▸ TASK TO COMPLETE:
Extract each line holding the word "特定集中治療室に入室した患者に対し" from the entries.

---------------

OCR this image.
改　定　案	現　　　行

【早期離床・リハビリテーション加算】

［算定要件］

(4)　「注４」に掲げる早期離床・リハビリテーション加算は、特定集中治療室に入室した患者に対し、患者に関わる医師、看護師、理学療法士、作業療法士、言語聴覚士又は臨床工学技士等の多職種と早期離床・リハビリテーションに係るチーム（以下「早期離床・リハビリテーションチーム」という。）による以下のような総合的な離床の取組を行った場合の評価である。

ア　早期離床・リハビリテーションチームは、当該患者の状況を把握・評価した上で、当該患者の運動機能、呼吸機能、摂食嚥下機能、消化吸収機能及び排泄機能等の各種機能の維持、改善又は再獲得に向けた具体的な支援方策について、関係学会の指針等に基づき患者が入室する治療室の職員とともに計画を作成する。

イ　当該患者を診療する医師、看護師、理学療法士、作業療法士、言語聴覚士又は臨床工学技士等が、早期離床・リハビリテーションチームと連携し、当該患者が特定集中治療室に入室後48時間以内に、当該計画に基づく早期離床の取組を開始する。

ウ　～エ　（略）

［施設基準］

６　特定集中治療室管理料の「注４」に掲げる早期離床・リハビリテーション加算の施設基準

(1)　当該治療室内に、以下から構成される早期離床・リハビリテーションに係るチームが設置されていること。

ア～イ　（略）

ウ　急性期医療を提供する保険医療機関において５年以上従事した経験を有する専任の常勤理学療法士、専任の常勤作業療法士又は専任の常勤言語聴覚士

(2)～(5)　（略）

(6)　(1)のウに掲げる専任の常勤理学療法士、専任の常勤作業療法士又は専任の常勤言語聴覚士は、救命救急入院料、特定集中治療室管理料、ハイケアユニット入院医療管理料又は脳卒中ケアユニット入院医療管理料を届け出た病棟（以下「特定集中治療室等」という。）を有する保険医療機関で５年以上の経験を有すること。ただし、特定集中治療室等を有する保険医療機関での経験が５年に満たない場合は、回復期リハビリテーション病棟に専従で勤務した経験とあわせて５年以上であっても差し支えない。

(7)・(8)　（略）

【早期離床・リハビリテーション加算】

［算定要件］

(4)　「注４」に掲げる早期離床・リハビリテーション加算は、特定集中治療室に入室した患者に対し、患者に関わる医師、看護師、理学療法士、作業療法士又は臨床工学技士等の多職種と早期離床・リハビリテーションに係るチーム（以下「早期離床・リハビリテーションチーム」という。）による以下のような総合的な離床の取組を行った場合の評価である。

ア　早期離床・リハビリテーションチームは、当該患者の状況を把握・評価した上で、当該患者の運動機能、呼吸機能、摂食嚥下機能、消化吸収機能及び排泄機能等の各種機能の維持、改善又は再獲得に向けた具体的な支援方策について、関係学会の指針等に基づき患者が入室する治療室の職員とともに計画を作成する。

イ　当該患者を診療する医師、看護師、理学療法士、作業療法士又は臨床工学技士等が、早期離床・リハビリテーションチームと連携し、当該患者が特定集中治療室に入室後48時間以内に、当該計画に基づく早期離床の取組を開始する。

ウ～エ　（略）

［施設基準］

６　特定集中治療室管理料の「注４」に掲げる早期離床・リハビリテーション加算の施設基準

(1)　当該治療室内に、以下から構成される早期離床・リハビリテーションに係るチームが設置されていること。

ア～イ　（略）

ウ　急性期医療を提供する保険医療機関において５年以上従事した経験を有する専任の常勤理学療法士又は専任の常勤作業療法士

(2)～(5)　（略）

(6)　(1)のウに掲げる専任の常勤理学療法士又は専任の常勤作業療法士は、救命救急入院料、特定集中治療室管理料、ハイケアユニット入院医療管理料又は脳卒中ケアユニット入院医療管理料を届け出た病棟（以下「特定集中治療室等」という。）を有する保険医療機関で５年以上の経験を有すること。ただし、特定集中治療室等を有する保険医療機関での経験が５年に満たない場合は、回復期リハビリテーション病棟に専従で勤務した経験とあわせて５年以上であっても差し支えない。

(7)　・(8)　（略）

---------------

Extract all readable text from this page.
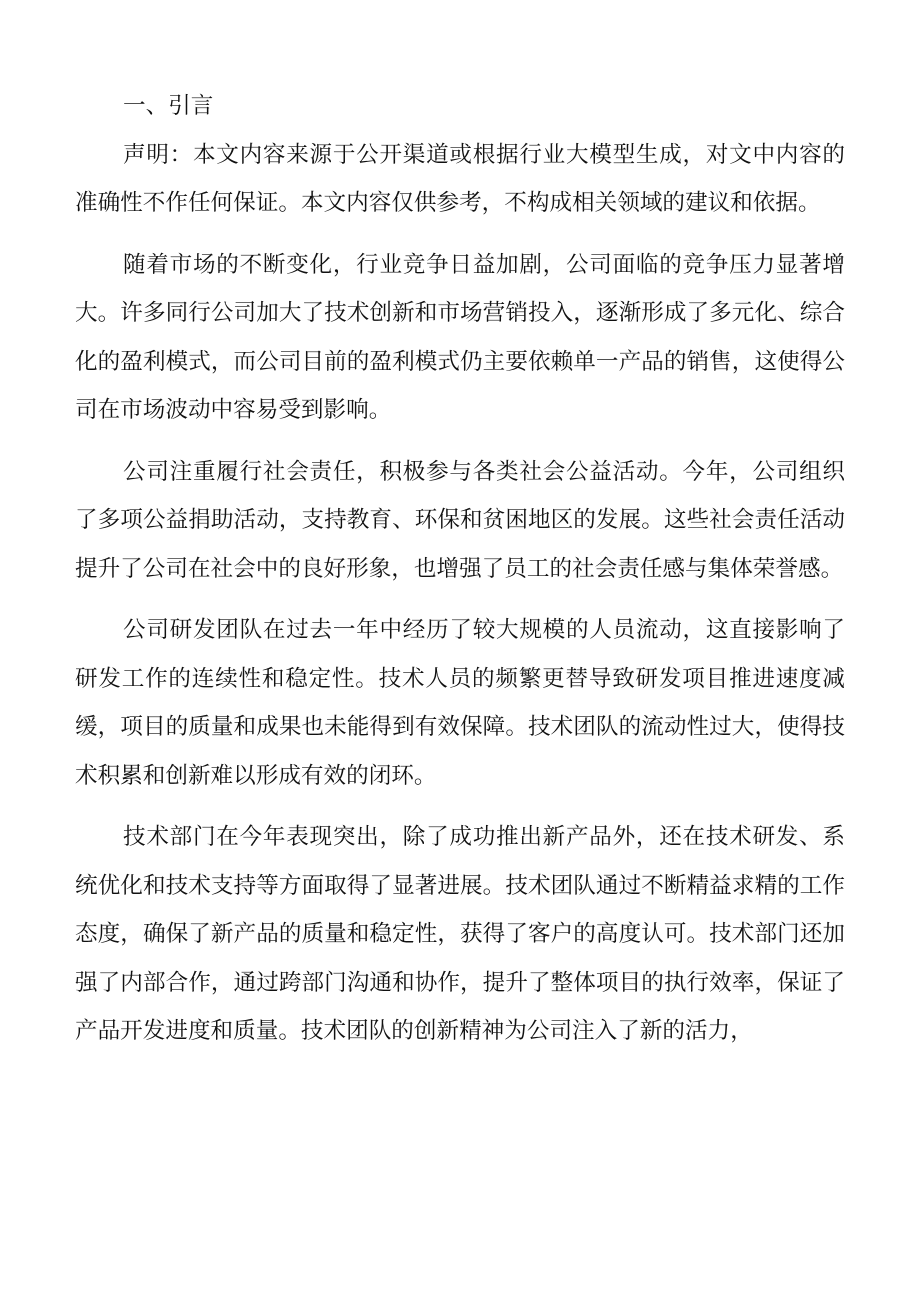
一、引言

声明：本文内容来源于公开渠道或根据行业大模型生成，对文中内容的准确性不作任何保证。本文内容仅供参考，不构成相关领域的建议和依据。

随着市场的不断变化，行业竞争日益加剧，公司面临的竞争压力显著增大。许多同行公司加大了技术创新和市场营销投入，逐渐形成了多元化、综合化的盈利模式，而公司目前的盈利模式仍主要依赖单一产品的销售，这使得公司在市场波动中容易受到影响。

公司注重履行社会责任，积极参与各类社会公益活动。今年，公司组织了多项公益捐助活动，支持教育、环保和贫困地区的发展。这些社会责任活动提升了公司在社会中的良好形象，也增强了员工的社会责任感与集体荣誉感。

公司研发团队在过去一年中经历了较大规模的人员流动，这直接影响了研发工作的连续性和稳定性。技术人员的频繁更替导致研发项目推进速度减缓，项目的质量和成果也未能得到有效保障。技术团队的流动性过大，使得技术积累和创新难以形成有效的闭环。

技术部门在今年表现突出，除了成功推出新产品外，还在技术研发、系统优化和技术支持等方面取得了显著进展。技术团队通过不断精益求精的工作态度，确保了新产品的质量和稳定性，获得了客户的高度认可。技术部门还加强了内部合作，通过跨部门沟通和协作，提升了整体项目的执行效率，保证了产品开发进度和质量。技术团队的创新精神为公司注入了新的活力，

---------------

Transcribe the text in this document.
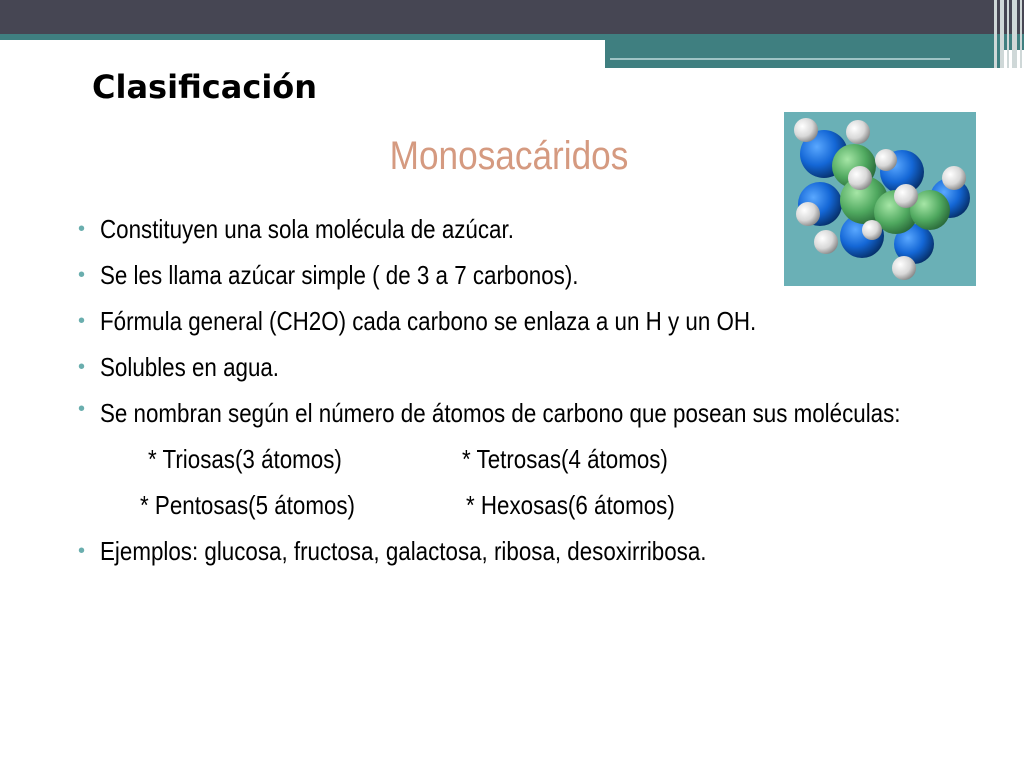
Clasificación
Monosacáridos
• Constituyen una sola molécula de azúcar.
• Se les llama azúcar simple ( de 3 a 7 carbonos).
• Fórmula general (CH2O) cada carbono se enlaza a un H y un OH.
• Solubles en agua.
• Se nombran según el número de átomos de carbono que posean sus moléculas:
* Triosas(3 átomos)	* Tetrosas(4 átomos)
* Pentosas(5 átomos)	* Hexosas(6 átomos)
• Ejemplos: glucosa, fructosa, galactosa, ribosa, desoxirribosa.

---------------

▸ REPLY:
(4)　「注４」に掲げる早期離床・リハビリテーション加算は、特定集中治療室に入室した患者に対し、患者に関わる医師、看護師、理学療法士、作業療法士、言語聴覚士又は臨床工学技士等の多職種と早期離床・リハビリテーションに係るチーム（以下「早期離床・リハビリテーションチーム」という。）による以下のような総合的な離床の取組を行った場合の評価である。
(4)　「注４」に掲げる早期離床・リハビリテーション加算は、特定集中治療室に入室した患者に対し、患者に関わる医師、看護師、理学療法士、作業療法士又は臨床工学技士等の多職種と早期離床・リハビリテーションに係るチーム（以下「早期離床・リハビリテーションチーム」という。）による以下のような総合的な離床の取組を行った場合の評価である。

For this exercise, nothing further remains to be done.